---------- Listed entries

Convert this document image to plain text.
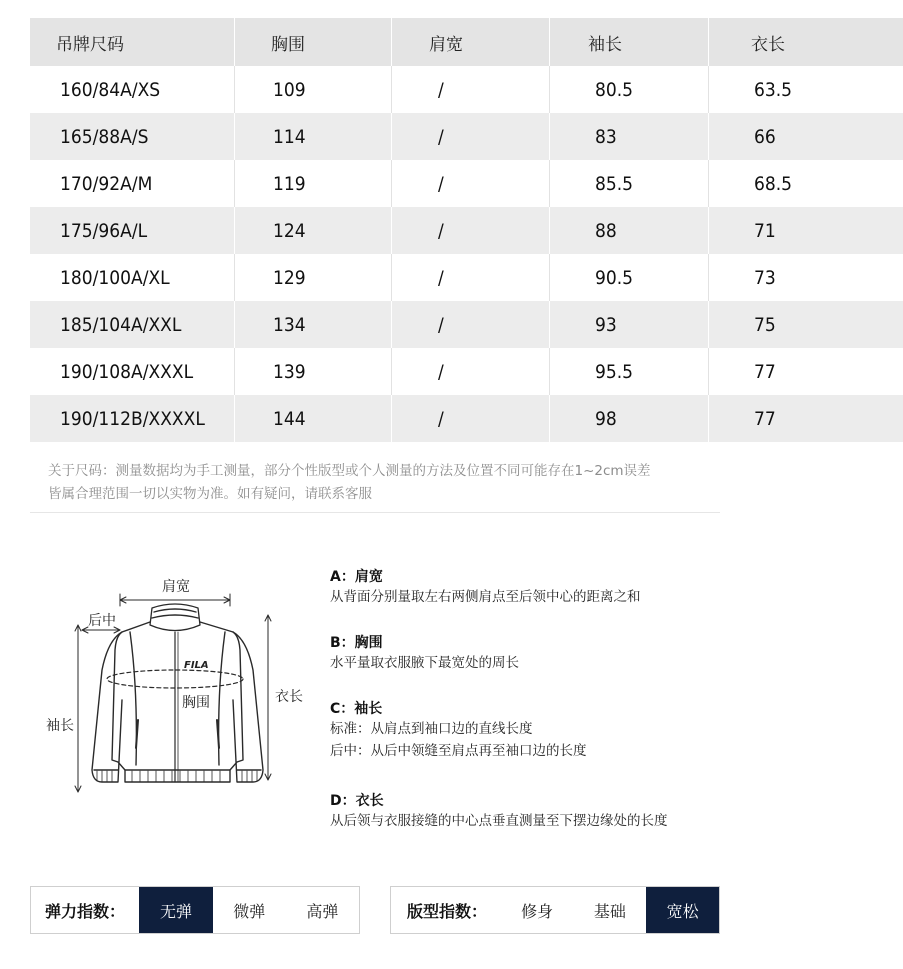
吊牌尺码	胸围	肩宽	袖长	衣长
160/84A/XS	109	/	80.5	63.5
165/88A/S	114	/	83	66
170/92A/M	119	/	85.5	68.5
175/96A/L	124	/	88	71
180/100A/XL	129	/	90.5	73
185/104A/XXL	134	/	93	75
190/108A/XXXL	139	/	95.5	77
190/112B/XXXXL	144	/	98	77
关于尺码：测量数据均为手工测量，部分个性版型或个人测量的方法及位置不同可能存在1~2cm误差
皆属合理范围一切以实物为准。如有疑问，请联系客服
肩宽
后中
胸围
袖长
衣长
FILA
A：肩宽
从背面分别量取左右两侧肩点至后领中心的距离之和
B：胸围
水平量取衣服腋下最宽处的周长
C：袖长
标准：从肩点到袖口边的直线长度
后中：从后中领缝至肩点再至袖口边的长度
D：衣长
从后领与衣服接缝的中心点垂直测量至下摆边缘处的长度
弹力指数：	无弹	微弹	高弹	版型指数：	修身	基础	宽松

--------------------

## Task requirements
Quote the entries in full. Any image among them is to be omitted from the copy.

## Expected answer
Convert this document image to plain text.
吊牌尺码	胸围	肩宽	袖长	衣长
160/84A/XS	109	/	80.5	63.5
165/88A/S	114	/	83	66
170/92A/M	119	/	85.5	68.5
175/96A/L	124	/	88	71
180/100A/XL	129	/	90.5	73
185/104A/XXL	134	/	93	75
190/108A/XXXL	139	/	95.5	77
190/112B/XXXXL	144	/	98	77
关于尺码：测量数据均为手工测量，部分个性版型或个人测量的方法及位置不同可能存在1~2cm误差
皆属合理范围一切以实物为准。如有疑问，请联系客服
肩宽
后中
胸围
袖长
衣长
FILA
A：肩宽
从背面分别量取左右两侧肩点至后领中心的距离之和
B：胸围
水平量取衣服腋下最宽处的周长
C：袖长
标准：从肩点到袖口边的直线长度
后中：从后中领缝至肩点再至袖口边的长度
D：衣长
从后领与衣服接缝的中心点垂直测量至下摆边缘处的长度
弹力指数：	无弹	微弹	高弹	版型指数：	修身	基础	宽松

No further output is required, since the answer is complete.